* Exercise inputs
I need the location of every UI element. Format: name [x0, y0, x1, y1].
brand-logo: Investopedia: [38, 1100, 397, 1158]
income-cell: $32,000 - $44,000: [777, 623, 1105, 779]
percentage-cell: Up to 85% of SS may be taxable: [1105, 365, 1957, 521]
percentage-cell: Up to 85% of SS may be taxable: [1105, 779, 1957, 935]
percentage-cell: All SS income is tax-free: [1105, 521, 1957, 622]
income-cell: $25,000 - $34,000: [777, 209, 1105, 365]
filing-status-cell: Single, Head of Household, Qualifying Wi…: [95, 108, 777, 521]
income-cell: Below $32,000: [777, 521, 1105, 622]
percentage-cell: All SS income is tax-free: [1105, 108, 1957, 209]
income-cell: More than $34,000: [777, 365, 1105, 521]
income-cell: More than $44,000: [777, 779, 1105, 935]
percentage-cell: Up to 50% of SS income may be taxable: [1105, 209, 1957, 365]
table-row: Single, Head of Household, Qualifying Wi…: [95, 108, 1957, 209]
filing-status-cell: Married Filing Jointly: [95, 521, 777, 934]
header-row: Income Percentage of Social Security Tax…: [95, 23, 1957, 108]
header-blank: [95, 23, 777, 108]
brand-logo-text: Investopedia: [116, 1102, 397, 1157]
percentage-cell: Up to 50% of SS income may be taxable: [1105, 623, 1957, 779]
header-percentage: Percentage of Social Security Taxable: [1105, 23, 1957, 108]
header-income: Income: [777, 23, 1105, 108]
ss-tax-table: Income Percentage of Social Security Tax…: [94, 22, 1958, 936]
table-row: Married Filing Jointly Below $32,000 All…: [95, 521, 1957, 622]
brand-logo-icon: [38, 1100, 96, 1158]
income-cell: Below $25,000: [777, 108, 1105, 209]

* What the task asks
Copy out every one of the lines above word for word, changing nothing.

* Response below
I need the location of every UI element. Format: name [x0, y0, x1, y1].
brand-logo: Investopedia: [38, 1100, 397, 1158]
income-cell: $32,000 - $44,000: [777, 623, 1105, 779]
percentage-cell: Up to 85% of SS may be taxable: [1105, 365, 1957, 521]
percentage-cell: Up to 85% of SS may be taxable: [1105, 779, 1957, 935]
percentage-cell: All SS income is tax-free: [1105, 521, 1957, 622]
income-cell: $25,000 - $34,000: [777, 209, 1105, 365]
filing-status-cell: Single, Head of Household, Qualifying Wi…: [95, 108, 777, 521]
income-cell: Below $32,000: [777, 521, 1105, 622]
percentage-cell: All SS income is tax-free: [1105, 108, 1957, 209]
income-cell: More than $34,000: [777, 365, 1105, 521]
income-cell: More than $44,000: [777, 779, 1105, 935]
percentage-cell: Up to 50% of SS income may be taxable: [1105, 209, 1957, 365]
table-row: Single, Head of Household, Qualifying Wi…: [95, 108, 1957, 209]
filing-status-cell: Married Filing Jointly: [95, 521, 777, 934]
header-row: Income Percentage of Social Security Tax…: [95, 23, 1957, 108]
header-blank: [95, 23, 777, 108]
brand-logo-text: Investopedia: [116, 1102, 397, 1157]
percentage-cell: Up to 50% of SS income may be taxable: [1105, 623, 1957, 779]
header-percentage: Percentage of Social Security Taxable: [1105, 23, 1957, 108]
header-income: Income: [777, 23, 1105, 108]
ss-tax-table: Income Percentage of Social Security Tax…: [94, 22, 1958, 936]
table-row: Married Filing Jointly Below $32,000 All…: [95, 521, 1957, 622]
brand-logo-icon: [38, 1100, 96, 1158]
income-cell: Below $25,000: [777, 108, 1105, 209]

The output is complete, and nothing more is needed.